**Document extract**
Modern devices are emerging, yielding the possibility of designing highly efficient HAR systems based on trainable models. A leap motion controller (LMC) is being used for this purpose. The LMC is an optical sensor, which captures the movement of user hands allowing researchers to perform handshape recognition without requiring special algorithms for hand segmentation.

Since LMC automatically detects and tracks user’s hands, it is used to classify dynamic gestures, as in [16], where authors proposed a dynamic gesture recognition system. Their approach consists of the following stages: a series of frames are captured from the LMC. These frames contain a set of parameters, such as the acceleration, speed, and position of the hand, palm, and fingers information. Using this information, they compute a set of features, such as Euclidian distance between a fingertip and the palm, angles, among others; these array features are concatenated to create a full dynamic gesture vector. Lastly, a bidirectional long short-term memory is used to classify the time-based gesture vector. In addition to their proposal scored an accuracy of 95.23%, the training dataset contains only 312 samples, which is significantly smaller than our image datasets.

**Supplied information**

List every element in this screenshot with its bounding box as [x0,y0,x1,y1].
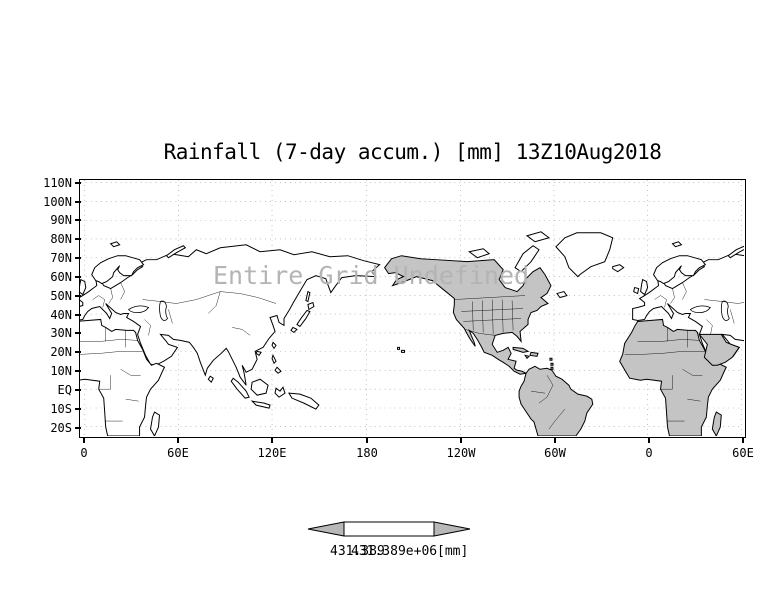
colorbar-min-label: 431.389 [330,544,385,559]
lat-tick-label: 30N [26,326,81,340]
colorbar-right-arrow-icon [433,521,471,537]
lat-tick-label: 100N [26,195,81,209]
lat-tick-label: 60N [26,270,81,284]
greenland [555,232,614,278]
lon-tick-label: 60E [148,437,208,460]
undefined-grid-watermark: Entire Grid Undefined [213,261,530,290]
lat-tick-label: 20N [26,345,81,359]
map-frame [79,179,746,438]
lon-tick-label: 0 [54,437,114,460]
lat-tick-label: 20S [26,421,81,435]
arabia-shaded [698,333,740,366]
north-america [383,231,568,375]
lat-tick-label: 70N [26,251,81,265]
colorbar-max-label: 431.389e+06 [351,544,438,559]
colorbar [306,519,476,539]
colorbar-segment [343,521,435,537]
lat-tick-label: EQ [26,383,81,397]
lon-tick-label: 60E [713,437,773,460]
iceland [612,264,625,273]
lat-tick-label: 10S [26,402,81,416]
lat-tick-label: 40N [26,308,81,322]
lat-tick-label: 90N [26,213,81,227]
pacific-islands [397,346,406,353]
us-state-borders [454,295,526,336]
south-america-borders [530,375,566,430]
lon-tick-label: 180 [337,437,397,460]
south-america [518,365,594,436]
lat-tick-label: 80N [26,232,81,246]
lat-tick-label: 10N [26,364,81,378]
canadian-arctic-islands [468,231,568,299]
north-america-coastline [383,255,552,375]
world-map [80,180,744,436]
colorbar-left-arrow-icon [307,521,345,537]
south-america-coastline [518,365,594,436]
colorbar-unit-label: [mm] [437,544,469,559]
lon-tick-label: 60W [525,437,585,460]
caribbean-islands [512,346,554,370]
lon-tick-label: 120W [431,437,491,460]
lat-tick-label: 110N [26,176,81,190]
lon-tick-label: 120E [242,437,302,460]
lon-tick-label: 0 [619,437,679,460]
plot-title: Rainfall (7-day accum.) [mm] 13Z10Aug201… [163,140,662,164]
lat-tick-label: 50N [26,289,81,303]
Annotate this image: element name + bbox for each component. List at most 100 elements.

**What needs to be done**
Decide whether each statement agrees with the text on the leap motion controller: (a) the LMC is described as an optical sensor that captures the movement of user hands; (b) the dynamic gesture recognition system in [16] classifies its gesture vector with a convolutional neural network; (c) the training dataset in [16] holds more than 500 samples. Answer yes or no for each, quoting the deciding words of the text. The records were drawn from a different source than the text on the leap motion controller.

**Solution for this task**
(a) Yes: "The LMC is an optical sensor, which captures the movement of user hands"
(b) No: "a bidirectional long short-term memory is used to classify the time-based gesture vector"
(c) No: "the training dataset contains only 312 samples"